**What the task asks:**
Rewrite everything from the line containing "watermark-ring-char: m bbox=[1034, 62, 1079, 105]" down to the line containing "column-desc: 索引的名字，用户可以通过这个名字来执行 DROP", putting "watermark-glyph" wherever "watermark-ring-char" appears and leaving everything else unchanged. Return only those lines.

**Task data:**
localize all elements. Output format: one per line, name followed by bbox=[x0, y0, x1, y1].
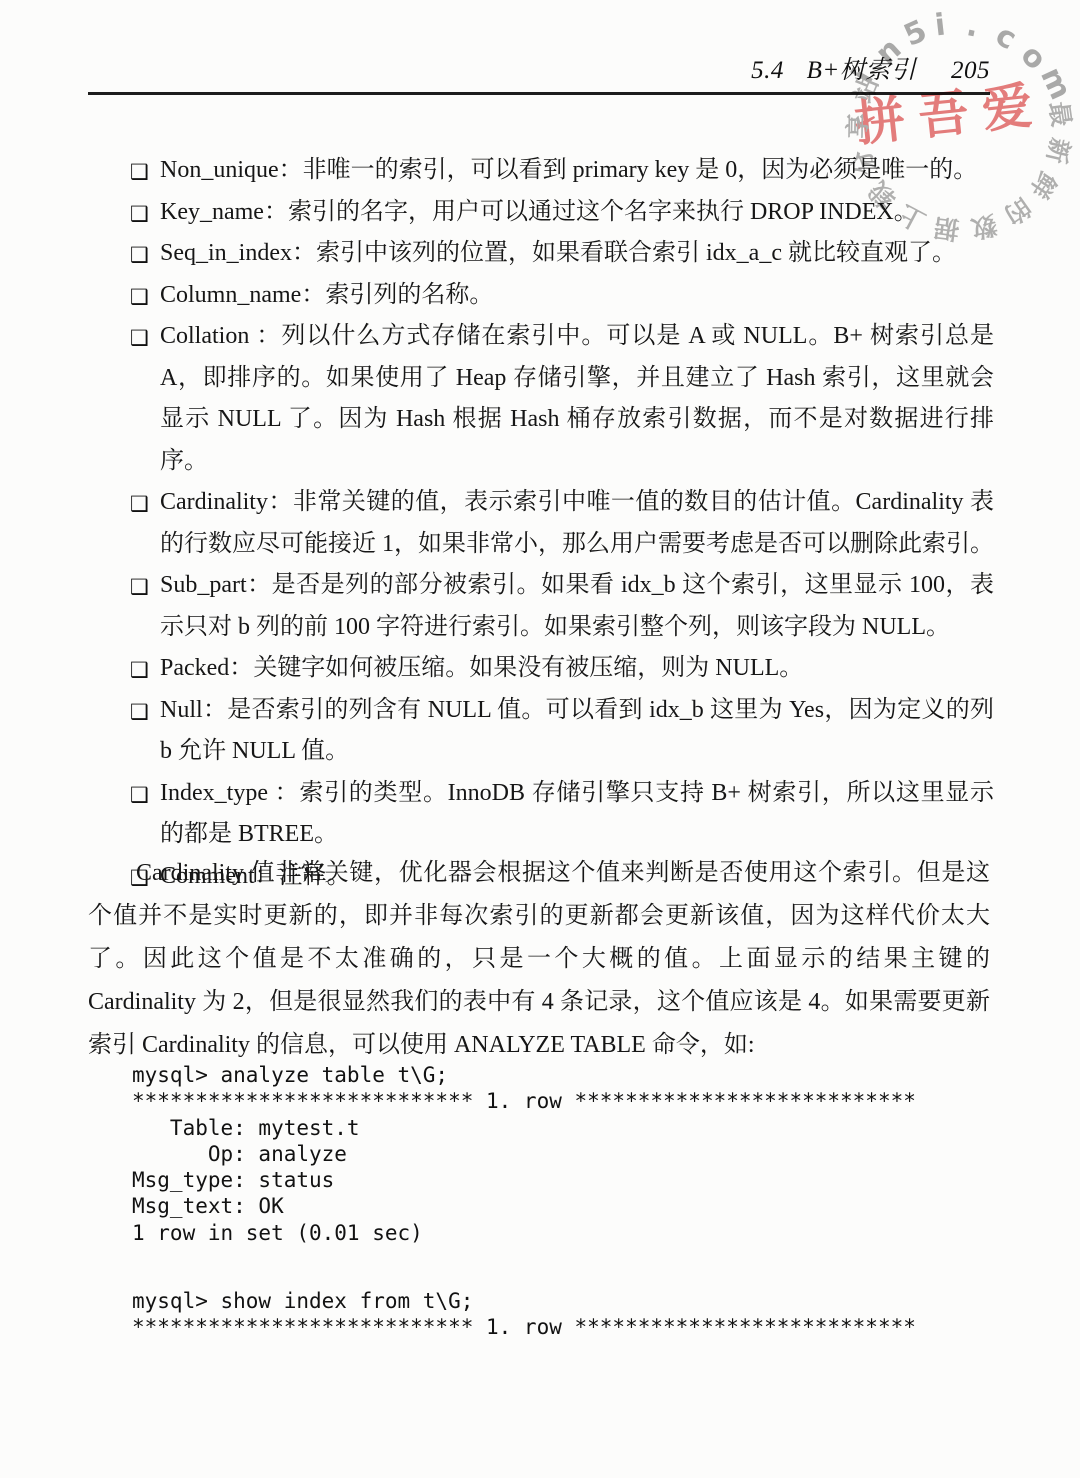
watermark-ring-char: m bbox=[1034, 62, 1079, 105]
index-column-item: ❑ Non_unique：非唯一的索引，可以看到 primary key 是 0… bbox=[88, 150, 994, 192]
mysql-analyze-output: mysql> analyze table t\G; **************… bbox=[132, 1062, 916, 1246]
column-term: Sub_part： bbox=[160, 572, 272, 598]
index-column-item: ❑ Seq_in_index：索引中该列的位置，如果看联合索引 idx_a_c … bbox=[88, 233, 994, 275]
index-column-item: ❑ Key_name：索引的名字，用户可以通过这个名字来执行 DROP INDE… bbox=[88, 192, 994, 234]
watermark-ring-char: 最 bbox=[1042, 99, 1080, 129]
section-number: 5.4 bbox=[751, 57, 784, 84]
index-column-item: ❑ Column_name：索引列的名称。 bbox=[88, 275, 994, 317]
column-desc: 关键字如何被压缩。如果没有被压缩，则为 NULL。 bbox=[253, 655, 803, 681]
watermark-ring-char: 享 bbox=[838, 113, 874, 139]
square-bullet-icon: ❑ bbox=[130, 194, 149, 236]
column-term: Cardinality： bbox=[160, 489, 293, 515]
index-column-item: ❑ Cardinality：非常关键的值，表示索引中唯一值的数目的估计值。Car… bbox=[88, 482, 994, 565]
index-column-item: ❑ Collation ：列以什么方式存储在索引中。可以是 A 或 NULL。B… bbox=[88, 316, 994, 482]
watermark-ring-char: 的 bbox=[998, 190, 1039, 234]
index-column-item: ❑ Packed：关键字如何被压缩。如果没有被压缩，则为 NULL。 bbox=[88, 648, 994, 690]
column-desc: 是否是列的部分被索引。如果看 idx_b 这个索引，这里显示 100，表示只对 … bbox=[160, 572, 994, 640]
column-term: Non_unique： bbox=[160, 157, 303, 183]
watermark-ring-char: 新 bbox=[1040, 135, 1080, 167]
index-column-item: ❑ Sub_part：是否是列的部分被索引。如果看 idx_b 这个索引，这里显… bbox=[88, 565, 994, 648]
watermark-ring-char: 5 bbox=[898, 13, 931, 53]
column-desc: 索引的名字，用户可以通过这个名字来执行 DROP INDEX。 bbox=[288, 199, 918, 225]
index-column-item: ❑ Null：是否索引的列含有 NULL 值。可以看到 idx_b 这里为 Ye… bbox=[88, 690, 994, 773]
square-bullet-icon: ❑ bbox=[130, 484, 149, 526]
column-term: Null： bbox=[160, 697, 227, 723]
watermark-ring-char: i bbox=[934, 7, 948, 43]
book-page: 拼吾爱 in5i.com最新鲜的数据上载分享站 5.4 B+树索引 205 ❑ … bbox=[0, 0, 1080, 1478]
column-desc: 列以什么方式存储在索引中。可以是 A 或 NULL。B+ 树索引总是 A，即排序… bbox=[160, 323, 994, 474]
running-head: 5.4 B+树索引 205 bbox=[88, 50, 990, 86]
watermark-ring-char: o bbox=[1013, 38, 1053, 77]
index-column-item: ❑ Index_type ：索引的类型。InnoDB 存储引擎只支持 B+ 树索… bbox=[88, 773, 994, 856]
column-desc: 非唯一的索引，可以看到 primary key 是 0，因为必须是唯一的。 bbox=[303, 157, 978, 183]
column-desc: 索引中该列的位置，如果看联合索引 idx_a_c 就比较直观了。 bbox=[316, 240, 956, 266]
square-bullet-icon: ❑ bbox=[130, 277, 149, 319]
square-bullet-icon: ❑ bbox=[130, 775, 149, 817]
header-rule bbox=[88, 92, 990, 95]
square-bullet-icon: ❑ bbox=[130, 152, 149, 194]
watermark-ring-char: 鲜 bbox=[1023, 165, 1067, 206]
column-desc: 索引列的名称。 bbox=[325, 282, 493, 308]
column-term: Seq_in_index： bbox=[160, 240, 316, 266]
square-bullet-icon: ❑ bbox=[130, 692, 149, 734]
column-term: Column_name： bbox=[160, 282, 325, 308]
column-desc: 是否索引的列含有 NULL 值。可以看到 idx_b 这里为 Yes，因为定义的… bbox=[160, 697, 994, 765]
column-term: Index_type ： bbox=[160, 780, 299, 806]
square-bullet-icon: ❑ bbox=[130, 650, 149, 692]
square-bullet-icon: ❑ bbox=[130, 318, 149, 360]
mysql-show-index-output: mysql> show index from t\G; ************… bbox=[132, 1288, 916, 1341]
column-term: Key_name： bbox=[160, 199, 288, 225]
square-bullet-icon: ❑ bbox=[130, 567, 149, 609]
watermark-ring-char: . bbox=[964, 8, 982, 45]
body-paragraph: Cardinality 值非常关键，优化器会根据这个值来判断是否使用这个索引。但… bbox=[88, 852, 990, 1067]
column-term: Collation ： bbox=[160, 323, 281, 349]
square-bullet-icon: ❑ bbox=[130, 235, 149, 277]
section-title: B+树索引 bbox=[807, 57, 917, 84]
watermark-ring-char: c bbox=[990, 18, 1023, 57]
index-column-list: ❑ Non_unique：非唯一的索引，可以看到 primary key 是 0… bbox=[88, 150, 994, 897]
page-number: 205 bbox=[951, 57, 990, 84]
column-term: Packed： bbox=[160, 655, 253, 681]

==

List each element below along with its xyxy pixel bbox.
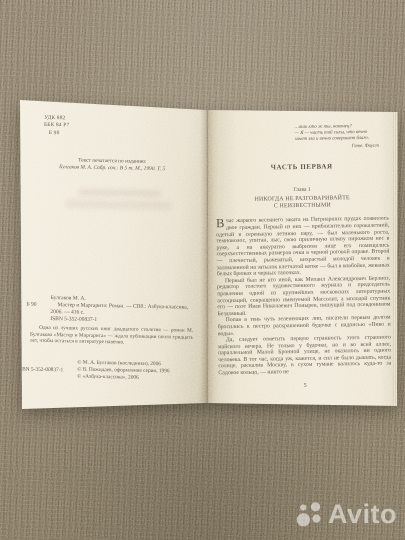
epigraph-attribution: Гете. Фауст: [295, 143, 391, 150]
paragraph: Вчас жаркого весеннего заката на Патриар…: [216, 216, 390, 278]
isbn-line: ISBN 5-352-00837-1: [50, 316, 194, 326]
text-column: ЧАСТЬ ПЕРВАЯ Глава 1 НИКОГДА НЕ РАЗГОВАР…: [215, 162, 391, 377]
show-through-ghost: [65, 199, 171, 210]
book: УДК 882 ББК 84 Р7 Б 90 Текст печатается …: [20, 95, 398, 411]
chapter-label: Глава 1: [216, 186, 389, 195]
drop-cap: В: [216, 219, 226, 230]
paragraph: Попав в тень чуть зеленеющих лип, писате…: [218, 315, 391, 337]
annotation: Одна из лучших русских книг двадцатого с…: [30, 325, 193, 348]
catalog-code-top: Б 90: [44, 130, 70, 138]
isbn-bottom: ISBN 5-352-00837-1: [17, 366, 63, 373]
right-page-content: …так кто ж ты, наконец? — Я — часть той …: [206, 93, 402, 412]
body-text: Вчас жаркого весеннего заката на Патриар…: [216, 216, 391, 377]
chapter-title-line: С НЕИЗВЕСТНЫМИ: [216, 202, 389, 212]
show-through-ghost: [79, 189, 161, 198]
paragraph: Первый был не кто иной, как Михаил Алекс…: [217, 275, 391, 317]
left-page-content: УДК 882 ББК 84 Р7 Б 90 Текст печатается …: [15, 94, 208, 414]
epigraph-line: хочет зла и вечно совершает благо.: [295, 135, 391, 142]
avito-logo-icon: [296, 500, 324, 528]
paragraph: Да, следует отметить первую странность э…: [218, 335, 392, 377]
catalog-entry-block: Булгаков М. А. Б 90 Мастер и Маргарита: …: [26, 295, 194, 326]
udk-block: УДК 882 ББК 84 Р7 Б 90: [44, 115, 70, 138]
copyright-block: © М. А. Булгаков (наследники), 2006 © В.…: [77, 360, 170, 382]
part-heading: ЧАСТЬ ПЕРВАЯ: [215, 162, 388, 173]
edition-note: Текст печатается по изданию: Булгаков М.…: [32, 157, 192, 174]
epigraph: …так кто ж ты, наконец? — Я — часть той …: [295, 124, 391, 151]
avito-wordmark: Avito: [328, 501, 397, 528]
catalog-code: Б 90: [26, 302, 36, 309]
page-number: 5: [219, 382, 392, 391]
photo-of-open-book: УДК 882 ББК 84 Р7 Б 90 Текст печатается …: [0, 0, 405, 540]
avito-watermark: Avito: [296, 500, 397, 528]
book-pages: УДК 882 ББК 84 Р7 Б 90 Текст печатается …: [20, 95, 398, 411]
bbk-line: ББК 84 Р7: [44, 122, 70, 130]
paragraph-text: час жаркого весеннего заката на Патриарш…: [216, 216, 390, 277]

**Result for this exercise:**
watermark-glyph: m bbox=[1034, 62, 1079, 105]
index-column-item: ❑ Non_unique：非唯一的索引，可以看到 primary key 是 0… bbox=[88, 150, 994, 192]
mysql-analyze-output: mysql> analyze table t\G; **************… bbox=[132, 1062, 916, 1246]
column-term: Sub_part： bbox=[160, 572, 272, 598]
index-column-item: ❑ Seq_in_index：索引中该列的位置，如果看联合索引 idx_a_c … bbox=[88, 233, 994, 275]
index-column-item: ❑ Key_name：索引的名字，用户可以通过这个名字来执行 DROP INDE… bbox=[88, 192, 994, 234]
watermark-glyph: 最 bbox=[1042, 99, 1080, 129]
section-number: 5.4 bbox=[751, 57, 784, 84]
index-column-item: ❑ Column_name：索引列的名称。 bbox=[88, 275, 994, 317]
column-desc: 关键字如何被压缩。如果没有被压缩，则为 NULL。 bbox=[253, 655, 803, 681]
watermark-glyph: 享 bbox=[838, 113, 874, 139]
square-bullet-icon: ❑ bbox=[130, 194, 149, 236]
column-term: Cardinality： bbox=[160, 489, 293, 515]
index-column-item: ❑ Cardinality：非常关键的值，表示索引中唯一值的数目的估计值。Car… bbox=[88, 482, 994, 565]
index-column-item: ❑ Collation ：列以什么方式存储在索引中。可以是 A 或 NULL。B… bbox=[88, 316, 994, 482]
watermark-glyph: 的 bbox=[998, 190, 1039, 234]
index-column-item: ❑ Packed：关键字如何被压缩。如果没有被压缩，则为 NULL。 bbox=[88, 648, 994, 690]
column-desc: 是否是列的部分被索引。如果看 idx_b 这个索引，这里显示 100，表示只对 … bbox=[160, 572, 994, 640]
column-term: Non_unique： bbox=[160, 157, 303, 183]
watermark-glyph: 新 bbox=[1040, 135, 1080, 167]
index-column-item: ❑ Sub_part：是否是列的部分被索引。如果看 idx_b 这个索引，这里显… bbox=[88, 565, 994, 648]
watermark-glyph: 5 bbox=[898, 13, 931, 53]
column-desc: 索引的名字，用户可以通过这个名字来执行 DROP INDEX。 bbox=[288, 199, 918, 225]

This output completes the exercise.